Provided passage —
※

What makes the project genuinely interesting is its refusal to be precious. Led by Haotian Wu, Cloe Yun Wang, and Zi Meng, the team borrowed the visual and structural logic of construction scaffolding, the most temporary and overlooked element of any building site, and promoted it to finished architecture. The result is a 90 square meter cluster that reads simultaneously as furniture, shelter, and urban signal. It is both a commentary on the shipyard's industrial past and a working piece of public infrastructure: people sit, swing, walk through, and look up.

Industrial Ground, Colorful Interruption

Aerial view of three colored pavilions on a plaza with pedestrians and nearby rail tracks
Aerial view of three colored pavilions on a plaza with pedestrians and nearby rail tracks
Elevated view of linear industrial site with warehouses, planted rows, and harbor cranes beyond
Elevated view of linear industrial site with warehouses, planted rows, and harbor cranes beyond
Elevated view of orange scaffold structures and a blue pavilion amid industrial harbor cranes
Elevated view of orange scaffold structures and a blue pavilion amid industrial harbor cranes

From above, the project's strategy is immediately legible. Three distinct volumes, each assigned a primary color, occupy a linear stretch of the shipyard plaza like cargo that never quite made it onto the ship. The surrounding context is relentlessly horizontal: long warehouse roofs, planted rows of trees, and the rail tracks that once served the dockyard. Against that ground, the pavilions register as deliberate anomalies, bright nodes that pull pedestrians along the promenade.

※

Task requirements — Say whether each statement agrees with the passage on the scaffolding pavilions, answering yes or no and quoting the words of the passage that settle it: 1. The cluster covers 90 square meters. 2. The project is made up of four volumes, each in a primary color. 3. The rail tracks near the plaza once served the dockyard. The records play no part in this work.

※

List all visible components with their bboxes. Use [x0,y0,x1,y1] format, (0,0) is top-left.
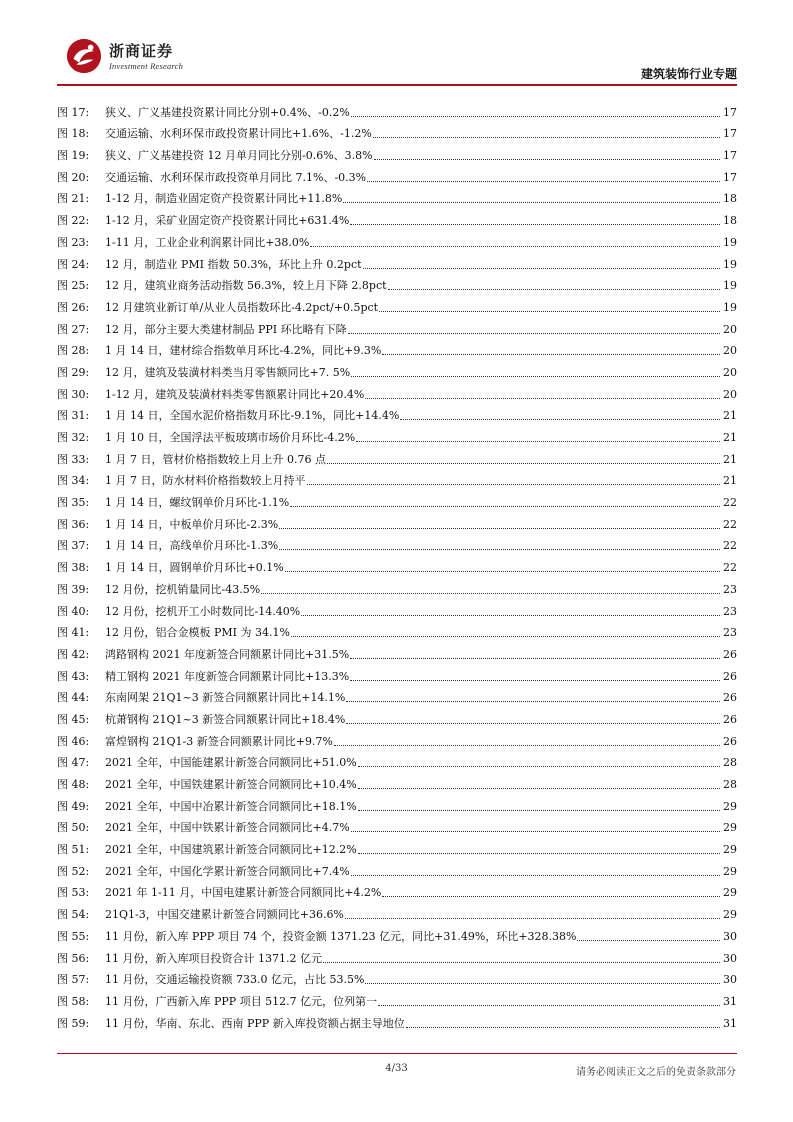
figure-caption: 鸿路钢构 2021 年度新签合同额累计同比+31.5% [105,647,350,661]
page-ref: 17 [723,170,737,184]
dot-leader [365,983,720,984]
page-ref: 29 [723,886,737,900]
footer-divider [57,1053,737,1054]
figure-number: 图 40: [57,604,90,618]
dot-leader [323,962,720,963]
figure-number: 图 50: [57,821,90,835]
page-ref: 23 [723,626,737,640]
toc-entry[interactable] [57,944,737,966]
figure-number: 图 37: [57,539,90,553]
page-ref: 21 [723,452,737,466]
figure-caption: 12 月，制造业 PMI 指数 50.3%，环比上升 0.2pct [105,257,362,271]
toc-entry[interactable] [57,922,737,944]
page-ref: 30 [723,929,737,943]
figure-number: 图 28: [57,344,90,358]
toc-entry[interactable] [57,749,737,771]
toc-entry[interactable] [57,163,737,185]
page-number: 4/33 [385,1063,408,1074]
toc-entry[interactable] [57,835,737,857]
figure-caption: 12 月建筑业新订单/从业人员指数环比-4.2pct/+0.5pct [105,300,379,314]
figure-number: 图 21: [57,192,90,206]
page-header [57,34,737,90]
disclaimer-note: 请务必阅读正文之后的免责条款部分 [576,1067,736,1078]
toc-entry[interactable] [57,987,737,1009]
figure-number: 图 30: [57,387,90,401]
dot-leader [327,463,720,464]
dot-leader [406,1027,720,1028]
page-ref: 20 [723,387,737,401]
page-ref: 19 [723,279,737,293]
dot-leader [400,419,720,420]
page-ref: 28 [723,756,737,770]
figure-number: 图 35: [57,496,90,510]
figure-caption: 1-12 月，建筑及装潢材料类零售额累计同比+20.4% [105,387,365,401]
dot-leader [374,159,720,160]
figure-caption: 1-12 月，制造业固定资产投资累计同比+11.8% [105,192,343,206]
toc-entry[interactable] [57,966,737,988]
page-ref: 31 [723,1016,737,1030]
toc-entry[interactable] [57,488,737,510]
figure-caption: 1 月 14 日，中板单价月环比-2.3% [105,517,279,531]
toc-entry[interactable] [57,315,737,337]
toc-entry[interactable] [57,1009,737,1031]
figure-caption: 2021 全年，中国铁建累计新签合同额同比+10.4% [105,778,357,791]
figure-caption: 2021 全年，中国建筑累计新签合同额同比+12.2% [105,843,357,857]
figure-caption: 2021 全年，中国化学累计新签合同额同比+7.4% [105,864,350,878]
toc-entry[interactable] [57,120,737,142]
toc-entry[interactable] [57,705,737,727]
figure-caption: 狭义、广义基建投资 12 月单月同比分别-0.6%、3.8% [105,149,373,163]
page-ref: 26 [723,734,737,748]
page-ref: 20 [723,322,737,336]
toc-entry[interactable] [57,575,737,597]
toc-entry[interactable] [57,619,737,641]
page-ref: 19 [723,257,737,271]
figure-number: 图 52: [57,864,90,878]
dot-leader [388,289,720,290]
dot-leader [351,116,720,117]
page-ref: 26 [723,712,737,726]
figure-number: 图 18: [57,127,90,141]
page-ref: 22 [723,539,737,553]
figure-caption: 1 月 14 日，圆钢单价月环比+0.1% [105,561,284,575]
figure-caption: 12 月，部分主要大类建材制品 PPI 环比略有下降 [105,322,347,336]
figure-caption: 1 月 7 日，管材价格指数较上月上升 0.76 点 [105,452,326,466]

※

Finished task —
1. Yes: "a 90 square meter cluster"
2. No: "Three distinct volumes, each assigned a primary color"
3. Yes: "the rail tracks that once served the dockyard"